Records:

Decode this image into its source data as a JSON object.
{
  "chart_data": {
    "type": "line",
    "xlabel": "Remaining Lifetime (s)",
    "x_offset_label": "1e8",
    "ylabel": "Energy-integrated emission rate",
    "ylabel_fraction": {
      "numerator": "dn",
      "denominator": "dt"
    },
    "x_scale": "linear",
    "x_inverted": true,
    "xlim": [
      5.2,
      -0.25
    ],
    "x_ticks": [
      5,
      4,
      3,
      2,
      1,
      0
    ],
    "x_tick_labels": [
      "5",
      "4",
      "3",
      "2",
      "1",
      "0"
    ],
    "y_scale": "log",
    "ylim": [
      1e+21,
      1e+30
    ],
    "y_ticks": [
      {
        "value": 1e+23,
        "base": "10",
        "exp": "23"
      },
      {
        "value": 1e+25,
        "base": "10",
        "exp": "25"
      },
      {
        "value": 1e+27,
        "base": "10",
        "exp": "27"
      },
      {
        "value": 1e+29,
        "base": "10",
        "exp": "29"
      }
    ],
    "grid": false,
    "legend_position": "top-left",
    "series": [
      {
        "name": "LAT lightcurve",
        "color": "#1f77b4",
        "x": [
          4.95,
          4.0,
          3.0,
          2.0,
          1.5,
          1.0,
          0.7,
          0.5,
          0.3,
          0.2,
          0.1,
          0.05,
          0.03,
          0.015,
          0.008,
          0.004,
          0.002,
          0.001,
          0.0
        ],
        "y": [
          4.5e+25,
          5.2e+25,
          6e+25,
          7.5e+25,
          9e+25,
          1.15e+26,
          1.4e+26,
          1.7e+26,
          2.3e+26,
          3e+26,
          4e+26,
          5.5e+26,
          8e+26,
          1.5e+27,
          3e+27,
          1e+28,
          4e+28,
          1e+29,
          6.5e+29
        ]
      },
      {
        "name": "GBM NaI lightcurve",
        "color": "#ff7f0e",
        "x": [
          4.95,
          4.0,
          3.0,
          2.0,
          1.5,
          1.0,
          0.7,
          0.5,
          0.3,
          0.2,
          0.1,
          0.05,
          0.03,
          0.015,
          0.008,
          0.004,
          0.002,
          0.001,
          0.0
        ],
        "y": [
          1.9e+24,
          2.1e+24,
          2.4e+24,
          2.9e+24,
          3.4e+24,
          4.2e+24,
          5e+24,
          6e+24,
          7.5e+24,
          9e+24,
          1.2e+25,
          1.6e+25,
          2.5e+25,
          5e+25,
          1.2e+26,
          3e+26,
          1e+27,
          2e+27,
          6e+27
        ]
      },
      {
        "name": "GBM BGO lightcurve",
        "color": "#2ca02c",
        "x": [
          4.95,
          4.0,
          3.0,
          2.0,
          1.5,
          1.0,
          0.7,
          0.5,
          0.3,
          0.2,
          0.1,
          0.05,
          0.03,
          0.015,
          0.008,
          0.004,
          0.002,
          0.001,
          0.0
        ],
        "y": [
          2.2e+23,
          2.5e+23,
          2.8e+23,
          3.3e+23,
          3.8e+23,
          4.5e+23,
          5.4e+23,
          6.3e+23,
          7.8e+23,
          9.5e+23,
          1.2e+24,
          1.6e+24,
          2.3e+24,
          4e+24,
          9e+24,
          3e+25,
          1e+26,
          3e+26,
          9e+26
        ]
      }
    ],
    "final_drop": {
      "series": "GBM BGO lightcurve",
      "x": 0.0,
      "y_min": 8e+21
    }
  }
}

__WHAT NEEDS TO BE DONE__. Each line in the listing above either holds the string "color" or does not; state how many do, giving the number only.

__RESULT FOR THIS TASK__. 3